Ten theses on Dietrich Bonhoeffer: theologian, Christian, martyr

By Ray Anderson, Fuller Theological Seminary

1. Dietrich Bonhoeffer was a Christian theologian. Rather, one should say that he became a Christian theologian. Eberhard Bethge, his former student and biographer, notes the year 1933 as a “transition from theologian to Christian.” In 1936 Dietrich wrote to a girlfriend and confessed: “I plunged into work in a very unchristian way.… [T]hen something happened, something that has changed and transformed my life to the present day. For the first time I discovered the Bible…. I had often preached. I had seen a great deal of the church, spoken and preached about it, but I had not yet become a Christian” (Bethge 2000, 203-5). By his own admission, his two most scholarly writings, Sanctorum Communio (1927) and Act and Being (1930), were written by a theologian who was not yet a Christian. I take the word “Christian” here to mean “disciple” – one who does not merely believe in Christ, but experiences Christ.

Goals:
a) Reproduce the dataset records verbatim, starting at their first line and ending at the line that contains "- intro-paragraph: From", with both of those lines included.
b) Write the next part of the Bonhoeffer theses, picking up right after the last sentence shown.

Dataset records
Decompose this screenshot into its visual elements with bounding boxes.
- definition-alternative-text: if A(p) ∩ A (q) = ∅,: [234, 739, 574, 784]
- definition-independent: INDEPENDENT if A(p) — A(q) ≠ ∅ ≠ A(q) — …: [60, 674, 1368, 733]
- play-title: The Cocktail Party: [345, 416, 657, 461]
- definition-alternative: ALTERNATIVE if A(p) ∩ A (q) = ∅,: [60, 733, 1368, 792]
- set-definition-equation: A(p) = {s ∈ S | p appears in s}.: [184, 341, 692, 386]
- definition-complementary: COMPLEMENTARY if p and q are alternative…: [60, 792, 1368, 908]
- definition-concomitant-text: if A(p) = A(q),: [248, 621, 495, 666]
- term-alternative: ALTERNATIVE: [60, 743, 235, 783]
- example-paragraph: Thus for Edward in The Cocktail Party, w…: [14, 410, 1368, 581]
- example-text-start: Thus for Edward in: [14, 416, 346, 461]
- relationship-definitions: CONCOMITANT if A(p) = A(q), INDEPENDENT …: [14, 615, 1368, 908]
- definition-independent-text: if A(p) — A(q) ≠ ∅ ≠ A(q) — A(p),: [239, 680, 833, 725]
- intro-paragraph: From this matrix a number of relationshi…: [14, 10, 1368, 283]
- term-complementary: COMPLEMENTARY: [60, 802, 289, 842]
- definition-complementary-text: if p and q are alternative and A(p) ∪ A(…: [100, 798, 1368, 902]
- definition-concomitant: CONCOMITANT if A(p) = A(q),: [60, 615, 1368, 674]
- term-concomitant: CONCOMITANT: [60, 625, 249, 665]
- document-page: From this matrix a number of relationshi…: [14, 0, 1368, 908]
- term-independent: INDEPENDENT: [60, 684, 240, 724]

Set of answers:
a)
Decompose this screenshot into its visual elements with bounding boxes.
- definition-alternative-text: if A(p) ∩ A (q) = ∅,: [234, 739, 574, 784]
- definition-independent: INDEPENDENT if A(p) — A(q) ≠ ∅ ≠ A(q) — …: [60, 674, 1368, 733]
- play-title: The Cocktail Party: [345, 416, 657, 461]
- definition-alternative: ALTERNATIVE if A(p) ∩ A (q) = ∅,: [60, 733, 1368, 792]
- set-definition-equation: A(p) = {s ∈ S | p appears in s}.: [184, 341, 692, 386]
- definition-complementary: COMPLEMENTARY if p and q are alternative…: [60, 792, 1368, 908]
- definition-concomitant-text: if A(p) = A(q),: [248, 621, 495, 666]
- term-alternative: ALTERNATIVE: [60, 743, 235, 783]
- example-paragraph: Thus for Edward in The Cocktail Party, w…: [14, 410, 1368, 581]
- example-text-start: Thus for Edward in: [14, 416, 346, 461]
- relationship-definitions: CONCOMITANT if A(p) = A(q), INDEPENDENT …: [14, 615, 1368, 908]
- definition-independent-text: if A(p) — A(q) ≠ ∅ ≠ A(q) — A(p),: [239, 680, 833, 725]
- intro-paragraph: From this matrix a number of relationshi…: [14, 10, 1368, 283]

b)
2. Dietrich Bonhoeffer was a lonely theologian. Though he had a twin sister, was home-schooled by his mother, and was raised in a highly interactive social environment, his decision to become a theologian was met with curiosity and even some scorn. He was caught between his mother’s piety and his father’s open contempt for religion. Kenneth Morris says that in making his decision to become an academic theologian his “father pitied him and told him so” (1986, 75). For all his analysis of the social aspect of the self, Dietrich grew increasingly isolated in the midst of his activity. “With some exaggeration it might be said that because he was lonely he became a theologian, and because he became a theologian he was lonely” (Bethge 2000, 37). When a theologian writes (in Discipleship, 87), “Whenever Christ calls us, his call leads to death” (Jeder Ruf Christi fährt in den Tod), we know that the door to life has become so narrow that only one can pass through at a time. Perhaps Bonhoeffer had already read the bleak observation of the 19th-century German underground theologian, G. J. Hamann: “In a world of fugitives / One who moves in the opposite direction / Will appear to run away.”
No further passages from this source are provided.